### [Exercise goal]
Which lines have the string "document"? Copy all of them from the entries below.
- - - - - - -
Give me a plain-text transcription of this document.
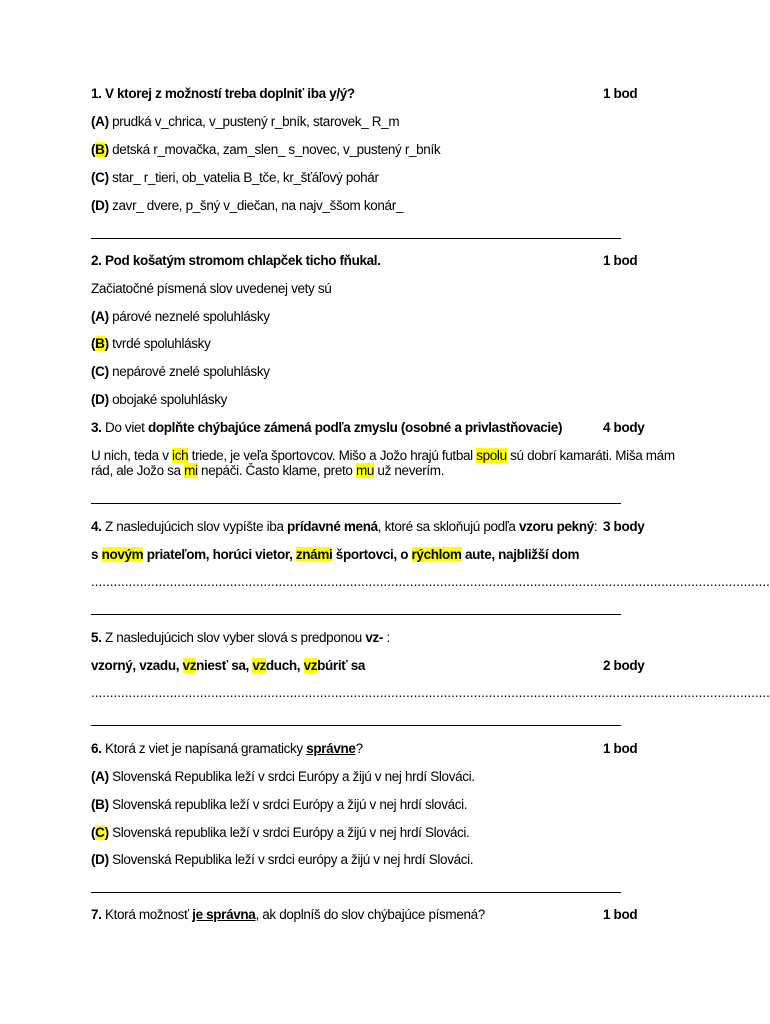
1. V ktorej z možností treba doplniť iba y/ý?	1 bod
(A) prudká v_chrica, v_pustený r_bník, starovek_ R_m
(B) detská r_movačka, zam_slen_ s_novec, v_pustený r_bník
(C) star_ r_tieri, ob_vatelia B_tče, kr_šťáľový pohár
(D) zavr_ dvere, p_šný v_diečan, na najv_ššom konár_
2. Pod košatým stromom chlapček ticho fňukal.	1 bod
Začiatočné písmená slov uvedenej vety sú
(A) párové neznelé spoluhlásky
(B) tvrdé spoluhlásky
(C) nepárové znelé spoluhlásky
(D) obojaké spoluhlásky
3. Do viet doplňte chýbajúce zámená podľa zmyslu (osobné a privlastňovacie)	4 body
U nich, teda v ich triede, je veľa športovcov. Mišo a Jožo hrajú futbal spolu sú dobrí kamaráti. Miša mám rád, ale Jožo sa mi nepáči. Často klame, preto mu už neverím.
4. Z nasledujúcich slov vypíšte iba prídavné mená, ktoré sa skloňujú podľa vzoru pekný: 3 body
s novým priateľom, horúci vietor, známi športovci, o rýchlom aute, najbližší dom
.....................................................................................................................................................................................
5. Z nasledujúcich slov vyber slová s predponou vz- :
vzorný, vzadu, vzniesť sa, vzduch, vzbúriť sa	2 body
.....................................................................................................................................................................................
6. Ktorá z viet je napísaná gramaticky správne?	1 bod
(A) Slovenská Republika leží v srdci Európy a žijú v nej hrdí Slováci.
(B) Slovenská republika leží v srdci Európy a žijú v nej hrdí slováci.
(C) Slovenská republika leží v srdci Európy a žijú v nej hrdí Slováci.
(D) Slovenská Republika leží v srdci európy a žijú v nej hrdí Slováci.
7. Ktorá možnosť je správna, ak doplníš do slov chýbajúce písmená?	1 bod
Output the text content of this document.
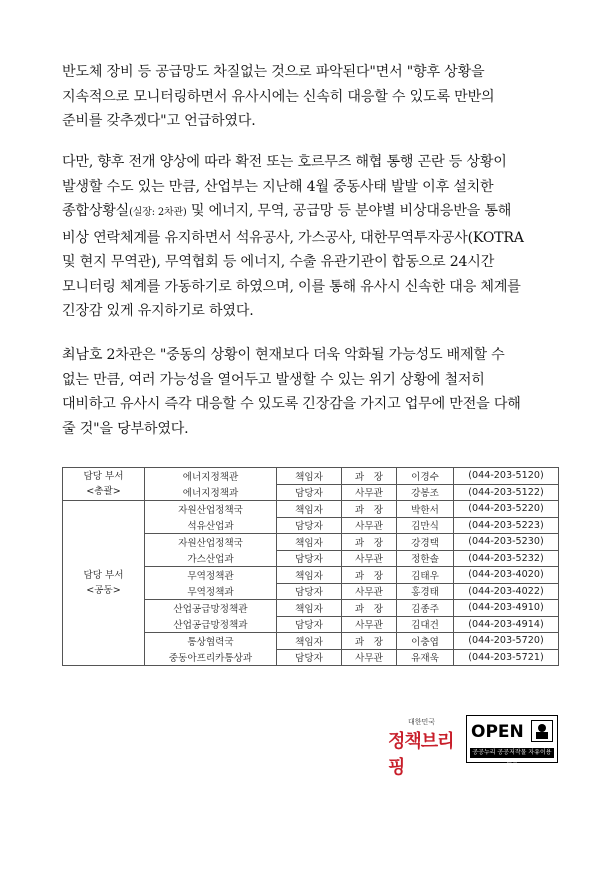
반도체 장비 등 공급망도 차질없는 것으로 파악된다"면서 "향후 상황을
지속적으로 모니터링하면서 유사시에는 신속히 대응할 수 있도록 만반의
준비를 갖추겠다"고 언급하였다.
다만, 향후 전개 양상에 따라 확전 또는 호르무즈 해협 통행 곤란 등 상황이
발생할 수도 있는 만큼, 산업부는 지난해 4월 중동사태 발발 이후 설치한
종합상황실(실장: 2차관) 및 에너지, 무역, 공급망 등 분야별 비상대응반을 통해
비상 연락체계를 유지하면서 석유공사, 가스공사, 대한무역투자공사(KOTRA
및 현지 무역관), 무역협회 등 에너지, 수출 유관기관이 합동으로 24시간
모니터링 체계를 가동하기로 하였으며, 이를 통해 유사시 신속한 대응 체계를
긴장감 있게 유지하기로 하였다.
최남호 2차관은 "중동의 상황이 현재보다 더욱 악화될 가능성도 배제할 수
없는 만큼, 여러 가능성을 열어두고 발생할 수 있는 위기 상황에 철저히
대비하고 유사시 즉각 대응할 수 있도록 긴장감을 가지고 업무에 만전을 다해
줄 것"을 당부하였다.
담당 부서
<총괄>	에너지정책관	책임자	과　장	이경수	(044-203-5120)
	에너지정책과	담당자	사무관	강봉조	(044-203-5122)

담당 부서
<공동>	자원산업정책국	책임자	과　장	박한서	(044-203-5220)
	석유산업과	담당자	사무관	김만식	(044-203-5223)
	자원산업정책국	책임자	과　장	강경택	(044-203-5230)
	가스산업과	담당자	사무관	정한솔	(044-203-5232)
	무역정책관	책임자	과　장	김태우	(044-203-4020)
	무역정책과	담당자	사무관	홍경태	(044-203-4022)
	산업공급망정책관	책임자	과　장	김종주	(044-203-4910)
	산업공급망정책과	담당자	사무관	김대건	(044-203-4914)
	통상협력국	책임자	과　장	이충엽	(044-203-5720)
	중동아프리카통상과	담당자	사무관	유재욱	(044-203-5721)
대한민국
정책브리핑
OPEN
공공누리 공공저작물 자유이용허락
- - - - - - -
### [Output of the exercise]
Give me a plain-text transcription of this document.
Output the text content of this document.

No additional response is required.